§ **Dataset excerpts**:

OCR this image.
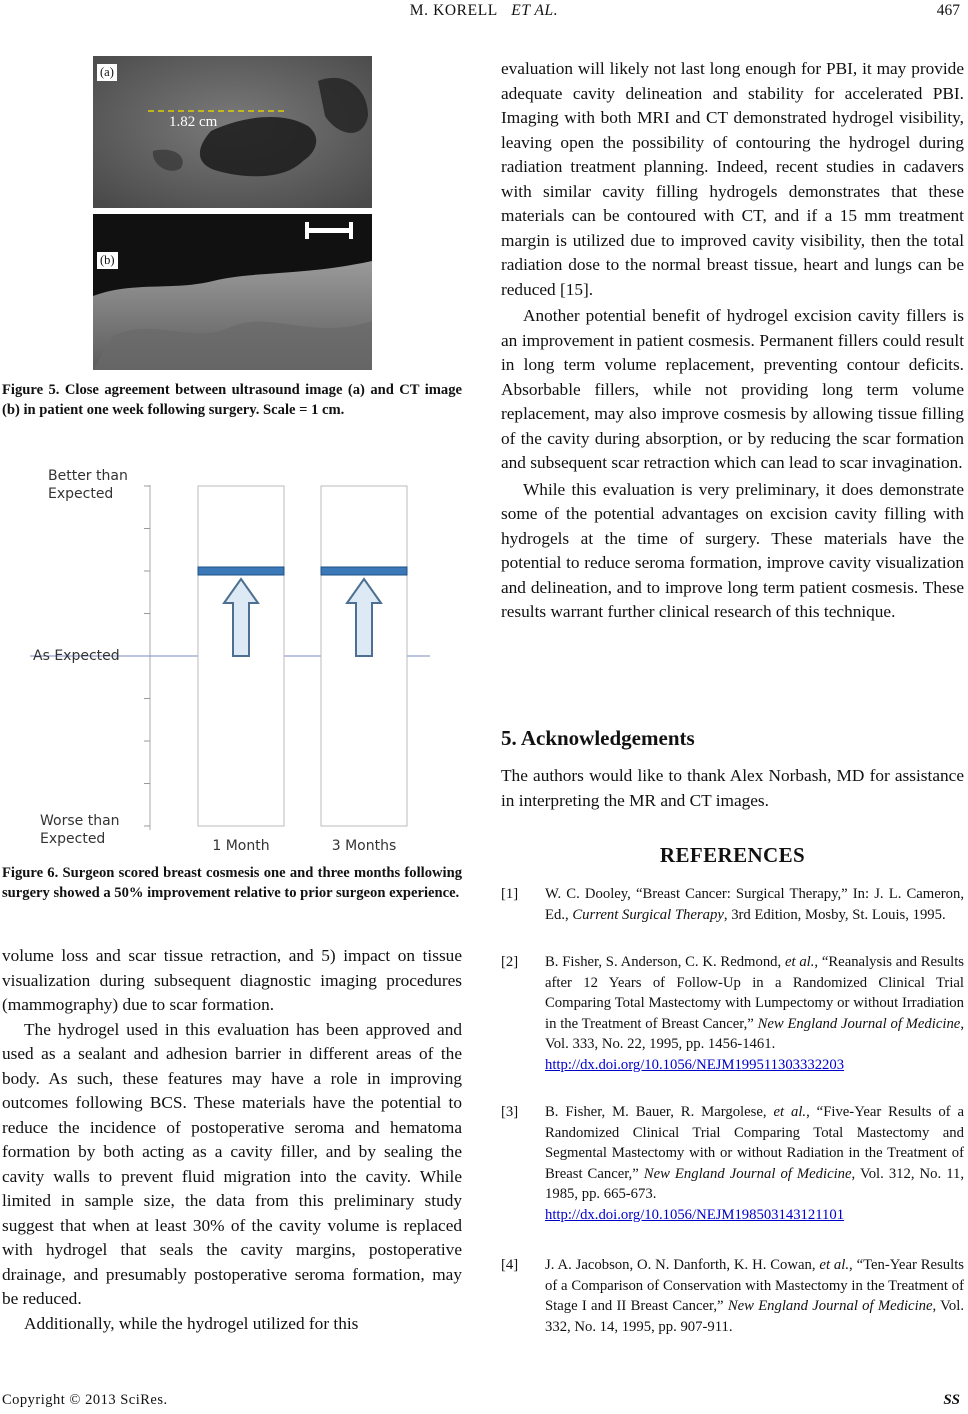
M. KORELL ET AL.	467
(a)
(b)
1.82 cm
Figure 5. Close agreement between ultrasound image (a) and CT image (b) in patient one week following surgery. Scale = 1 cm.
Better than
Expected
As Expected
Worse than
Expected	1 Month	3 Months
Figure 6. Surgeon scored breast cosmesis one and three months following surgery showed a 50% improvement relative to prior surgeon experience.

volume loss and scar tissue retraction, and 5) impact on tissue visualization during subsequent diagnostic imaging procedures (mammography) due to scar formation.

The hydrogel used in this evaluation has been approved and used as a sealant and adhesion barrier in different areas of the body. As such, these features may have a role in improving outcomes following BCS. These materials have the potential to reduce the incidence of postoperative seroma and hematoma formation by both acting as a cavity filler, and by sealing the cavity walls to prevent fluid migration into the cavity. While limited in sample size, the data from this preliminary study suggest that when at least 30% of the cavity volume is replaced with hydrogel that seals the cavity margins, postoperative drainage, and presumably postoperative seroma formation, may be reduced.

Additionally, while the hydrogel utilized for this

evaluation will likely not last long enough for PBI, it may provide adequate cavity delineation and stability for accelerated PBI. Imaging with both MRI and CT demonstrated hydrogel visibility, leaving open the possibility of contouring the hydrogel during radiation treatment planning. Indeed, recent studies in cadavers with similar cavity filling hydrogels demonstrates that these materials can be contoured with CT, and if a 15 mm treatment margin is utilized due to improved cavity visibility, then the total radiation dose to the normal breast tissue, heart and lungs can be reduced [15].

Another potential benefit of hydrogel excision cavity fillers is an improvement in patient cosmesis. Permanent fillers could result in long term volume replacement, preventing contour deficits. Absorbable fillers, while not providing long term volume replacement, may also improve cosmesis by allowing tissue filling of the cavity during absorption, or by reducing the scar formation and subsequent scar retraction which can lead to scar invagination.

While this evaluation is very preliminary, it does demonstrate some of the potential advantages on excision cavity filling with hydrogels at the time of surgery. These materials have the potential to reduce seroma formation, improve cavity visualization and delineation, and to improve long term patient cosmesis. These results warrant further clinical research of this technique.

5. Acknowledgements

The authors would like to thank Alex Norbash, MD for assistance in interpreting the MR and CT images.

REFERENCES
[1] W. C. Dooley, “Breast Cancer: Surgical Therapy,” In: J. L. Cameron, Ed., Current Surgical Therapy, 3rd Edition, Mosby, St. Louis, 1995.
[2] B. Fisher, S. Anderson, C. K. Redmond, et al., “Reanalysis and Results after 12 Years of Follow-Up in a Randomized Clinical Trial Comparing Total Mastectomy with Lumpectomy or without Irradiation in the Treatment of Breast Cancer,” New England Journal of Medicine, Vol. 333, No. 22, 1995, pp. 1456-1461.
http://dx.doi.org/10.1056/NEJM199511303332203
[3] B. Fisher, M. Bauer, R. Margolese, et al., “Five-Year Results of a Randomized Clinical Trial Comparing Total Mastectomy and Segmental Mastectomy with or without Radiation in the Treatment of Breast Cancer,” New England Journal of Medicine, Vol. 312, No. 11, 1985, pp. 665-673.
http://dx.doi.org/10.1056/NEJM198503143121101
[4] J. A. Jacobson, O. N. Danforth, K. H. Cowan, et al., “Ten-Year Results of a Comparison of Conservation with Mastectomy in the Treatment of Stage I and II Breast Cancer,” New England Journal of Medicine, Vol. 332, No. 14, 1995, pp. 907-911.
Copyright © 2013 SciRes.	SS
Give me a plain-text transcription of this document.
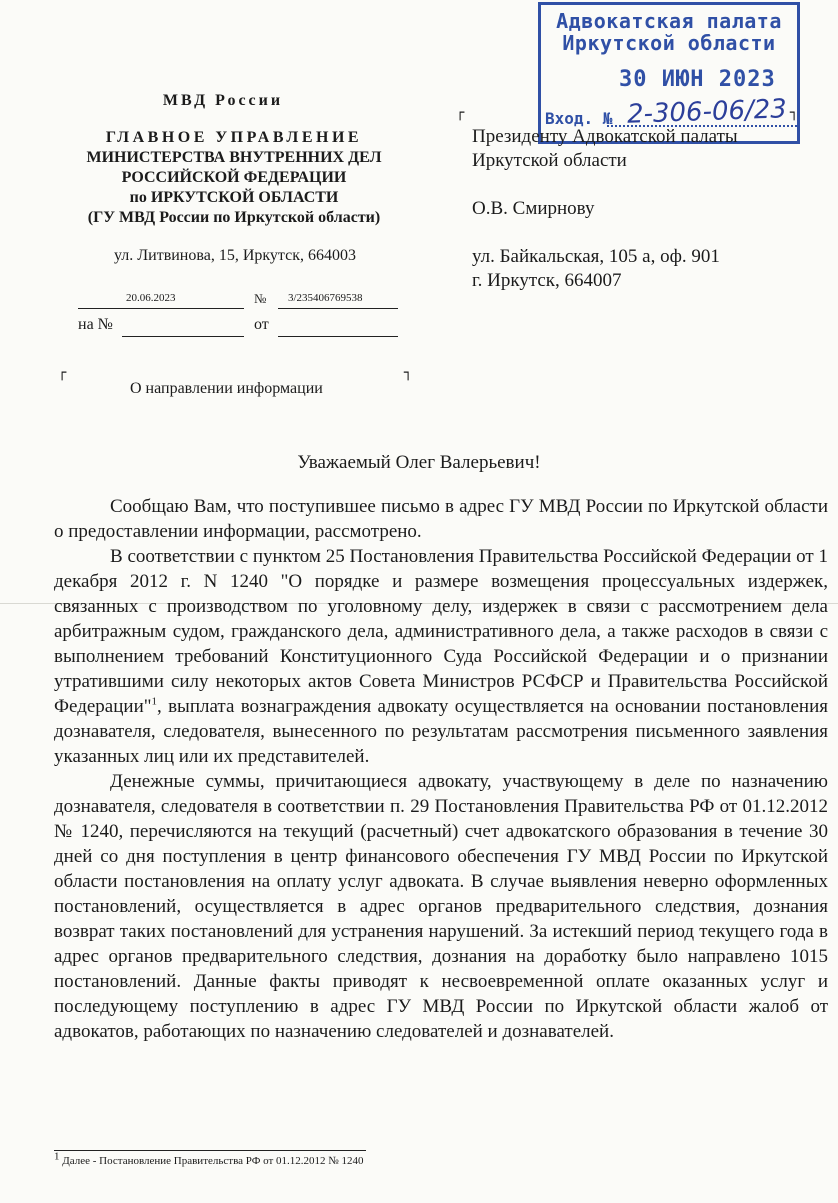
Адвокатская палата
Иркутской области
30 ИЮН 2023
Вход. № 2-306-06/23
МВД России
ГЛАВНОЕ УПРАВЛЕНИЕ
МИНИСТЕРСТВА ВНУТРЕННИХ ДЕЛ
РОССИЙСКОЙ ФЕДЕРАЦИИ
по ИРКУТСКОЙ ОБЛАСТИ
(ГУ МВД России по Иркутской области)
ул. Литвинова, 15, Иркутск, 664003
20.06.2023	№ 3/235406769538
на №	от
┌	┐
О направлении информации
┌	┐
Президенту Адвокатской палаты
Иркутской области
О.В. Смирнову
ул. Байкальская, 105 а, оф. 901
г. Иркутск, 664007
Уважаемый Олег Валерьевич!

Сообщаю Вам, что поступившее письмо в адрес ГУ МВД России по Иркутской области о предоставлении информации, рассмотрено.

В соответствии с пунктом 25 Постановления Правительства Российской Федерации от 1 декабря 2012 г. N 1240 "О порядке и размере возмещения процессуальных издержек, связанных с производством по уголовному делу, издержек в связи с рассмотрением дела арбитражным судом, гражданского дела, административного дела, а также расходов в связи с выполнением требований Конституционного Суда Российской Федерации и о признании утратившими силу некоторых актов Совета Министров РСФСР и Правительства Российской Федерации"$^1$, выплата вознаграждения адвокату осуществляется на основании постановления дознавателя, следователя, вынесенного по результатам рассмотрения письменного заявления указанных лиц или их представителей.

Денежные суммы, причитающиеся адвокату, участвующему в деле по назначению дознавателя, следователя в соответствии п. 29 Постановления Правительства РФ от 01.12.2012 № 1240, перечисляются на текущий (расчетный) счет адвокатского образования в течение 30 дней со дня поступления в центр финансового обеспечения ГУ МВД России по Иркутской области постановления на оплату услуг адвоката. В случае выявления неверно оформленных постановлений, осуществляется в адрес органов предварительного следствия, дознания возврат таких постановлений для устранения нарушений. За истекший период текущего года в адрес органов предварительного следствия, дознания на доработку было направлено 1015 постановлений. Данные факты приводят к несвоевременной оплате оказанных услуг и последующему поступлению в адрес ГУ МВД России по Иркутской области жалоб от адвокатов, работающих по назначению следователей и дознавателей.

$^1$ Далее - Постановление Правительства РФ от 01.12.2012 № 1240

§ **Given request**: Copy in full each line that holds the word "http".

§ **Output**:
http://dx.doi.org/10.1056/NEJM199511303332203
http://dx.doi.org/10.1056/NEJM198503143121101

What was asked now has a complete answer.